▸ **EXERCISE INSTRUCTIONS**:
Look through the material below. Copy each line that contains the string "with".

START DATA PROVIDED

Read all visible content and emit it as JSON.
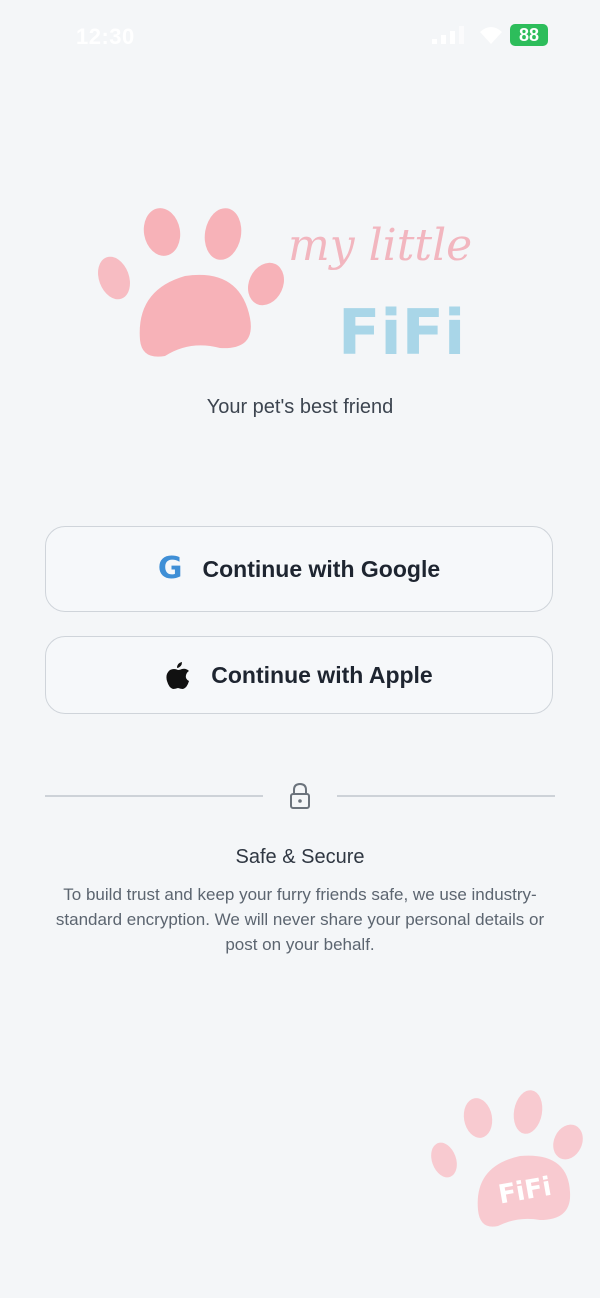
{
  "status_bar": {
    "time": "12:30",
    "battery": "88"
  },
  "logo": {
    "line1": "my little",
    "line2": "FiFi",
    "paw_color": "#f7b2b8",
    "line1_color": "#f2b6bf",
    "line2_color": "#a9d6e8"
  },
  "tagline": "Your pet's best friend",
  "auth": {
    "google_label": "Continue with Google",
    "google_icon": "G",
    "apple_label": "Continue with Apple"
  },
  "secure": {
    "title": "Safe & Secure",
    "text": "To build trust and keep your furry friends safe, we use industry-standard encryption. We will never share your personal details or post on your behalf."
  },
  "corner_badge": {
    "text": "FiFi"
  }
}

END DATA PROVIDED

▸ **RESULT OF THIS EXERCISE**:
    "google_label": "Continue with Google",
    "apple_label": "Continue with Apple"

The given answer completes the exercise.